INPUT DATA:
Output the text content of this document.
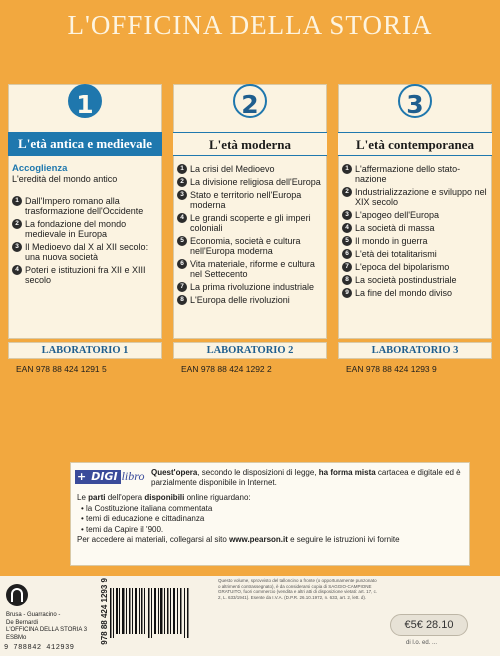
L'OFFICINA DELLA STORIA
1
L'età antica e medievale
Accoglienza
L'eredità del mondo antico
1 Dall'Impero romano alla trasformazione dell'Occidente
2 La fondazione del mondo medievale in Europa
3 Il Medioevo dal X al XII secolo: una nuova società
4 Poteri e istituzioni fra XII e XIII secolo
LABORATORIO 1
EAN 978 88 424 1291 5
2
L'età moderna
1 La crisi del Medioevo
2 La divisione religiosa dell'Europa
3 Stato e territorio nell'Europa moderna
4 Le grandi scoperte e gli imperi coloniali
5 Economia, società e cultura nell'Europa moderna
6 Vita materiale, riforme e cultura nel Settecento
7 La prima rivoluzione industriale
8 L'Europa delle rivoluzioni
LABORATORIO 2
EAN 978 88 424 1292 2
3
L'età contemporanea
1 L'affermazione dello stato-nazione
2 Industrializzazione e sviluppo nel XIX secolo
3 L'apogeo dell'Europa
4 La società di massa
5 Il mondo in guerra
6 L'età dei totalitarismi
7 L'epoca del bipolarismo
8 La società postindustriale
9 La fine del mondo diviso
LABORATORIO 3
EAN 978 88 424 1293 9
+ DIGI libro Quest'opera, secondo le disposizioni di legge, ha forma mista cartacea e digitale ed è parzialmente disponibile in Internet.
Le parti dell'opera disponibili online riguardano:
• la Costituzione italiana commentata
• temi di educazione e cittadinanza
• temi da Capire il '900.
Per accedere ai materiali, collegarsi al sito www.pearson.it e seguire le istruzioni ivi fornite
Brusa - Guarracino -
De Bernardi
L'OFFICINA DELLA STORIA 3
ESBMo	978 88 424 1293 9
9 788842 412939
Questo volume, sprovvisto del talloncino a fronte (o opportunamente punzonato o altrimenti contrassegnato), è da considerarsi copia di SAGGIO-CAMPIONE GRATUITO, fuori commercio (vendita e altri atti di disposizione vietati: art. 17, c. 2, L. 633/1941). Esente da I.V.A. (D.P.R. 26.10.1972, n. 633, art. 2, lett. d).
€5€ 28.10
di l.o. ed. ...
==
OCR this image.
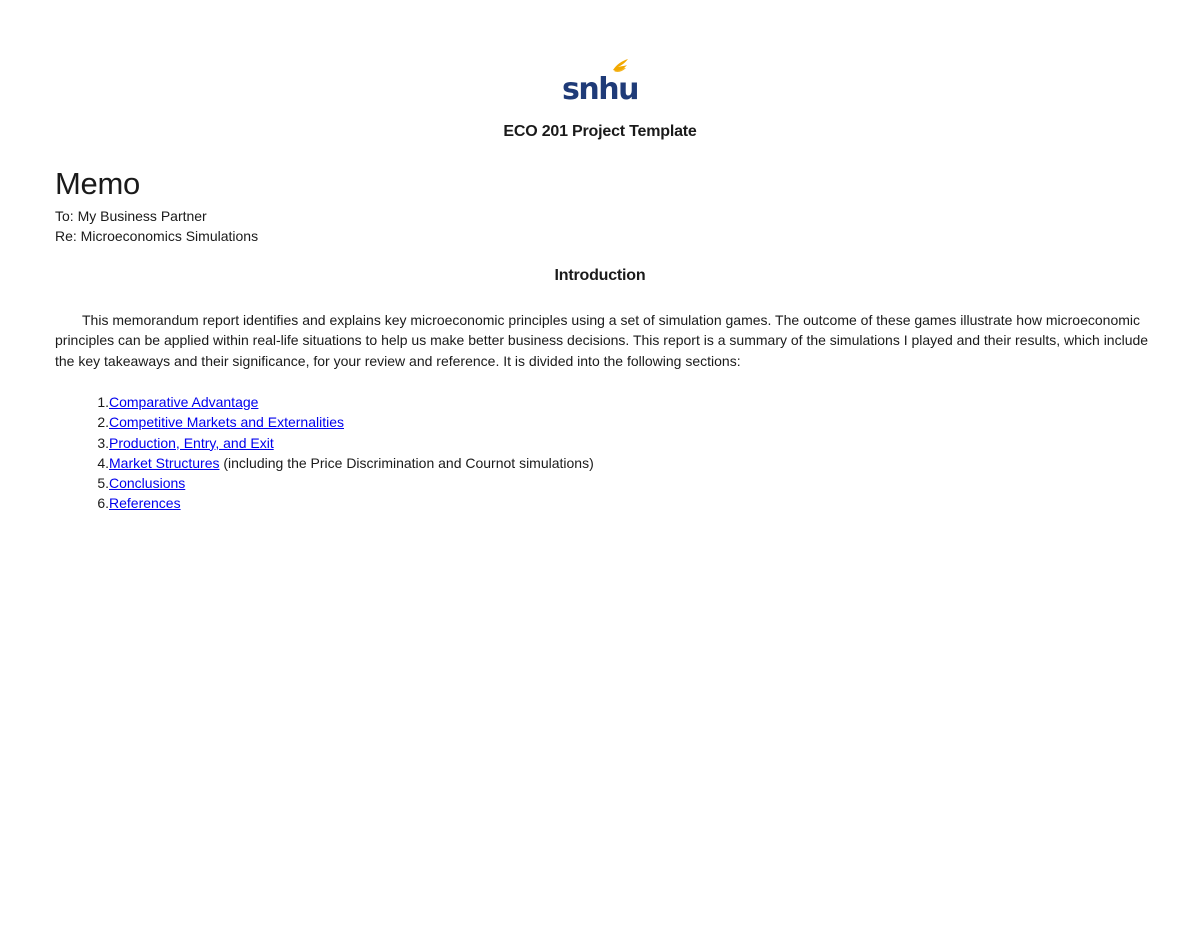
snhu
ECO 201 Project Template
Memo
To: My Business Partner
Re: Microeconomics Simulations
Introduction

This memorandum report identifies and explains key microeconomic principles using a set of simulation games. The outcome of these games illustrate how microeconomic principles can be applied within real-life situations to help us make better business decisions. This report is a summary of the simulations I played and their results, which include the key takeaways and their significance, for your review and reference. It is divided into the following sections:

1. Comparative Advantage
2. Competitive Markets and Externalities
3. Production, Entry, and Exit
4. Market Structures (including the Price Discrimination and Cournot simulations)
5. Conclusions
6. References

SET PROBLEM:
Of the lines above, how many contain the word "cultura"? Provide the number and nothing else.

EXERCISE RESULT:
2